(Records excerpted from a collection)
+--

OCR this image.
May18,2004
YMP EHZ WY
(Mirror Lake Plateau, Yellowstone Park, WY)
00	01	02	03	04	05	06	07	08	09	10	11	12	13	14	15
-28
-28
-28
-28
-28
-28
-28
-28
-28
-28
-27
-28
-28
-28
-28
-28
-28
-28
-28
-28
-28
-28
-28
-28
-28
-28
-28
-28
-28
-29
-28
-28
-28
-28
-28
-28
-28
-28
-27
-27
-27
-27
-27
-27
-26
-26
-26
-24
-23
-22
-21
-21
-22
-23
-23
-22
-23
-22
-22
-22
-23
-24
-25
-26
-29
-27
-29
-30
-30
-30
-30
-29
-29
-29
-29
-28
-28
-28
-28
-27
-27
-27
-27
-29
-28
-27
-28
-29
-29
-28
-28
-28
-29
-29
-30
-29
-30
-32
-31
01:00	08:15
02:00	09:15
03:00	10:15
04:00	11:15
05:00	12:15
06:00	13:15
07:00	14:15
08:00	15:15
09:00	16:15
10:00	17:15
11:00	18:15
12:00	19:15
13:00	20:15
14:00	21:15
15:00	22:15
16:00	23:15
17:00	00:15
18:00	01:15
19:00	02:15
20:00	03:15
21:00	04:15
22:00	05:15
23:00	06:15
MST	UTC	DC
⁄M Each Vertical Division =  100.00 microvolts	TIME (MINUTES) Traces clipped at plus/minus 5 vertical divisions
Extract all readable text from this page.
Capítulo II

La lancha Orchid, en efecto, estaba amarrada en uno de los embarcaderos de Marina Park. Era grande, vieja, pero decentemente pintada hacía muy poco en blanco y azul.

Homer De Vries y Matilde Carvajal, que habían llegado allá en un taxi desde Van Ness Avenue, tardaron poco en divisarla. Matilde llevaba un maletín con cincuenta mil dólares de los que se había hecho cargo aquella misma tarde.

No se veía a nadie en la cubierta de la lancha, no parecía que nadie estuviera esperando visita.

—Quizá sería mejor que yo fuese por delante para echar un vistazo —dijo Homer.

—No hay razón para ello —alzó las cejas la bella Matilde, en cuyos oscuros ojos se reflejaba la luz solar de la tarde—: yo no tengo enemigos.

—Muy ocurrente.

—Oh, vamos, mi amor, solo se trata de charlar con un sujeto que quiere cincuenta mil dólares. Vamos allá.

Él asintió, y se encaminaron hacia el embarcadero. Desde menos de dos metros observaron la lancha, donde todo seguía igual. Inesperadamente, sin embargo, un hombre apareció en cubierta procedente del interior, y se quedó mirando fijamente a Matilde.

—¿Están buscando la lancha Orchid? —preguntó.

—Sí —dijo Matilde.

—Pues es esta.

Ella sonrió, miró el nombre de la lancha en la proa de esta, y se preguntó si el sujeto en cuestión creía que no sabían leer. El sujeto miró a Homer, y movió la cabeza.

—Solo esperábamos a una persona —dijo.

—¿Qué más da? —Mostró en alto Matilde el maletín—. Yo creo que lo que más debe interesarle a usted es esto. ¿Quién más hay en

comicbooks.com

+--

From the records above, extract every line exactly as it stands.

OCR this image.
May18,2004
YMP EHZ WY
(Mirror Lake Plateau, Yellowstone Park, WY)
00	01	02	03	04	05	06	07	08	09	10	11	12	13	14	15
-28
-28
-28
-28
-28
-28
-28
-28
-28
-28
-27
-28
-28
-28
-28
-28
-28
-28
-28
-28
-28
-28
-28
-28
-28
-28
-28
-28
-28
-29
-28
-28
-28
-28
-28
-28
-28
-28
-27
-27
-27
-27
-27
-27
-26
-26
-26
-24
-23
-22
-21
-21
-22
-23
-23
-22
-23
-22
-22
-22
-23
-24
-25
-26
-29
-27
-29
-30
-30
-30
-30
-29
-29
-29
-29
-28
-28
-28
-28
-27
-27
-27
-27
-29
-28
-27
-28
-29
-29
-28
-28
-28
-29
-29
-30
-29
-30
-32
-31
01:00	08:15
02:00	09:15
03:00	10:15
04:00	11:15
05:00	12:15
06:00	13:15
07:00	14:15
08:00	15:15
09:00	16:15
10:00	17:15
11:00	18:15
12:00	19:15
13:00	20:15
14:00	21:15
15:00	22:15
16:00	23:15
17:00	00:15
18:00	01:15
19:00	02:15
20:00	03:15
21:00	04:15
22:00	05:15
23:00	06:15
MST	UTC	DC
⁄M Each Vertical Division =  100.00 microvolts	TIME (MINUTES) Traces clipped at plus/minus 5 vertical divisions
Extract all readable text from this page.
Capítulo II

La lancha Orchid, en efecto, estaba amarrada en uno de los embarcaderos de Marina Park. Era grande, vieja, pero decentemente pintada hacía muy poco en blanco y azul.

Homer De Vries y Matilde Carvajal, que habían llegado allá en un taxi desde Van Ness Avenue, tardaron poco en divisarla. Matilde llevaba un maletín con cincuenta mil dólares de los que se había hecho cargo aquella misma tarde.

No se veía a nadie en la cubierta de la lancha, no parecía que nadie estuviera esperando visita.

—Quizá sería mejor que yo fuese por delante para echar un vistazo —dijo Homer.

—No hay razón para ello —alzó las cejas la bella Matilde, en cuyos oscuros ojos se reflejaba la luz solar de la tarde—: yo no tengo enemigos.

—Muy ocurrente.

—Oh, vamos, mi amor, solo se trata de charlar con un sujeto que quiere cincuenta mil dólares. Vamos allá.

Él asintió, y se encaminaron hacia el embarcadero. Desde menos de dos metros observaron la lancha, donde todo seguía igual. Inesperadamente, sin embargo, un hombre apareció en cubierta procedente del interior, y se quedó mirando fijamente a Matilde.

—¿Están buscando la lancha Orchid? —preguntó.

—Sí —dijo Matilde.

—Pues es esta.

Ella sonrió, miró el nombre de la lancha en la proa de esta, y se preguntó si el sujeto en cuestión creía que no sabían leer. El sujeto miró a Homer, y movió la cabeza.

—Solo esperábamos a una persona —dijo.

—¿Qué más da? —Mostró en alto Matilde el maletín—. Yo creo que lo que más debe interesarle a usted es esto. ¿Quién más hay en

comicbooks.com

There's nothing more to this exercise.